# Aim
Reproduce every line of the material below word for word, omitting the pictures.

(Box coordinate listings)
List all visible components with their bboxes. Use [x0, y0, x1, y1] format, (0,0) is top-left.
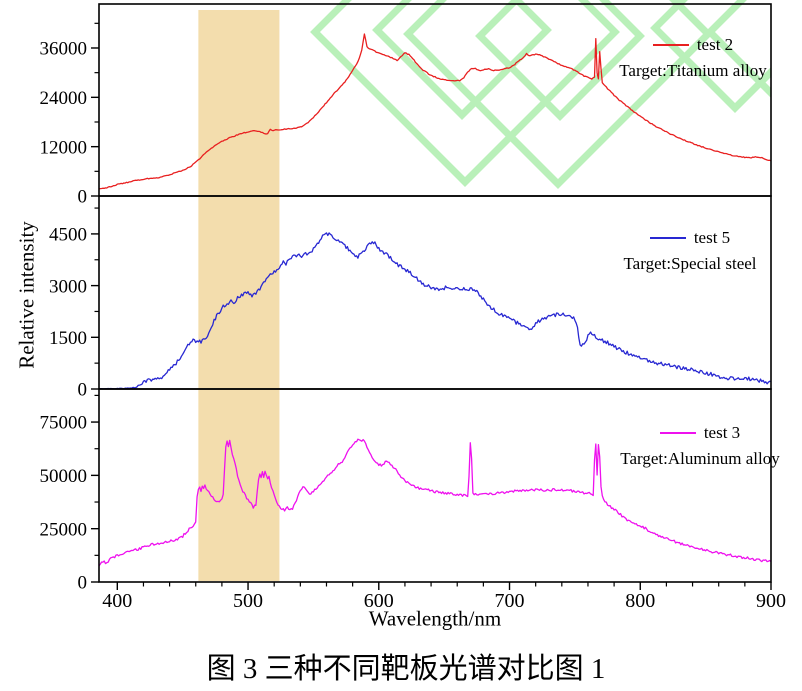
y-tick-label: 24000 [40, 88, 88, 109]
y-tick-label: 12000 [40, 137, 88, 158]
y-tick-label: 0 [78, 187, 88, 208]
legend-panel-1: test 2 Target:Titanium alloy [578, 32, 802, 84]
legend-series-label: test 5 [693, 228, 731, 247]
y-tick-label: 50000 [40, 466, 88, 487]
legend-target-label: Target:Special steel [623, 254, 757, 273]
legend-line-sample-blue [649, 237, 686, 239]
y-tick-label: 4500 [49, 225, 87, 246]
watermark-diamond [475, 0, 645, 121]
x-axis-label: Wavelength/nm [368, 606, 502, 631]
legend-row: test 5 [649, 225, 731, 251]
y-tick-label: 36000 [40, 39, 88, 60]
y-tick-label: 75000 [40, 413, 88, 434]
x-tick-label: 600 [364, 590, 394, 612]
spectrum-curve-test-2 [98, 33, 772, 190]
x-tick-label: 500 [233, 590, 263, 612]
legend-row: test 2 [652, 32, 734, 58]
panel-frame [98, 388, 772, 583]
legend-series-label: test 3 [703, 423, 741, 442]
legend-panel-3: test 3 Target:Aluminum alloy [585, 420, 802, 472]
highlight-band [198, 10, 280, 581]
x-tick-label: 800 [625, 590, 655, 612]
legend-target-label: Target:Aluminum alloy [620, 449, 780, 468]
y-tick-label: 25000 [40, 519, 88, 540]
x-tick-label: 900 [756, 590, 786, 612]
watermark-diamond [310, 0, 620, 187]
y-tick-label: 3000 [49, 276, 87, 297]
spectrum-curve-test-5 [99, 232, 772, 390]
watermark-diamond [403, 0, 713, 189]
x-tick-label: 400 [102, 590, 132, 612]
spectrum-curve-test-3 [98, 438, 772, 567]
y-tick-label: 0 [78, 380, 88, 401]
y-tick-label: 1500 [49, 328, 87, 349]
watermark-diamond [372, 0, 552, 120]
watermark-diamonds [310, 0, 771, 189]
legend-line-sample-red [652, 44, 689, 46]
x-tick-label: 700 [495, 590, 525, 612]
legend-target-label: Target:Titanium alloy [619, 61, 767, 80]
figure-caption: 图 3 三种不同靶板光谱对比图 1 [206, 653, 606, 685]
legend-line-sample-magenta [659, 432, 696, 434]
legend-row: test 3 [659, 420, 741, 446]
watermark-diamond [650, 0, 771, 113]
legend-series-label: test 2 [696, 35, 734, 54]
y-axis-label: Relative intensity [14, 221, 39, 369]
legend-panel-2: test 5 Target:Special steel [575, 225, 802, 277]
y-tick-label: 0 [78, 573, 88, 594]
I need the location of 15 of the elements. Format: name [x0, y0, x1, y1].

# The completed task
List all visible components with their bboxes. Use [x0, y0, x1, y1] format, (0,0) is top-left.
y-tick-label: 24000 [40, 88, 88, 109]
y-tick-label: 12000 [40, 137, 88, 158]
y-tick-label: 0 [78, 187, 88, 208]
legend-panel-1: test 2 Target:Titanium alloy [578, 32, 802, 84]
legend-series-label: test 5 [693, 228, 731, 247]
y-tick-label: 50000 [40, 466, 88, 487]
legend-target-label: Target:Special steel [623, 254, 757, 273]
legend-line-sample-blue [649, 237, 686, 239]
y-tick-label: 4500 [49, 225, 87, 246]
watermark-diamond [475, 0, 645, 121]
x-axis-label: Wavelength/nm [368, 606, 502, 631]
legend-row: test 5 [649, 225, 731, 251]
y-tick-label: 36000 [40, 39, 88, 60]
y-tick-label: 75000 [40, 413, 88, 434]
x-tick-label: 600 [364, 590, 394, 612]
spectrum-curve-test-2 [98, 33, 772, 190]
x-tick-label: 500 [233, 590, 263, 612]
legend-row: test 2 [652, 32, 734, 58]
panel-frame [98, 388, 772, 583]
legend-series-label: test 3 [703, 423, 741, 442]
legend-panel-3: test 3 Target:Aluminum alloy [585, 420, 802, 472]
highlight-band [198, 10, 280, 581]
x-tick-label: 800 [625, 590, 655, 612]
legend-target-label: Target:Aluminum alloy [620, 449, 780, 468]
y-tick-label: 25000 [40, 519, 88, 540]
x-tick-label: 900 [756, 590, 786, 612]
watermark-diamond [310, 0, 620, 187]
y-tick-label: 3000 [49, 276, 87, 297]
spectrum-curve-test-5 [99, 232, 772, 390]
watermark-diamond [403, 0, 713, 189]
x-tick-label: 400 [102, 590, 132, 612]
spectrum-curve-test-3 [98, 438, 772, 567]
y-tick-label: 0 [78, 380, 88, 401]
y-tick-label: 1500 [49, 328, 87, 349]
watermark-diamond [372, 0, 552, 120]
watermark-diamonds [310, 0, 771, 189]
legend-line-sample-red [652, 44, 689, 46]
x-tick-label: 700 [495, 590, 525, 612]
legend-target-label: Target:Titanium alloy [619, 61, 767, 80]
figure-caption: 图 3 三种不同靶板光谱对比图 1 [206, 653, 606, 685]
legend-line-sample-magenta [659, 432, 696, 434]
legend-row: test 3 [659, 420, 741, 446]
watermark-diamond [650, 0, 771, 113]
legend-series-label: test 2 [696, 35, 734, 54]
y-axis-label: Relative intensity [14, 221, 39, 369]
legend-panel-2: test 5 Target:Special steel [575, 225, 802, 277]
y-tick-label: 0 [78, 573, 88, 594]
I need the location of 15 of the elements. Format: name [x0, y0, x1, y1].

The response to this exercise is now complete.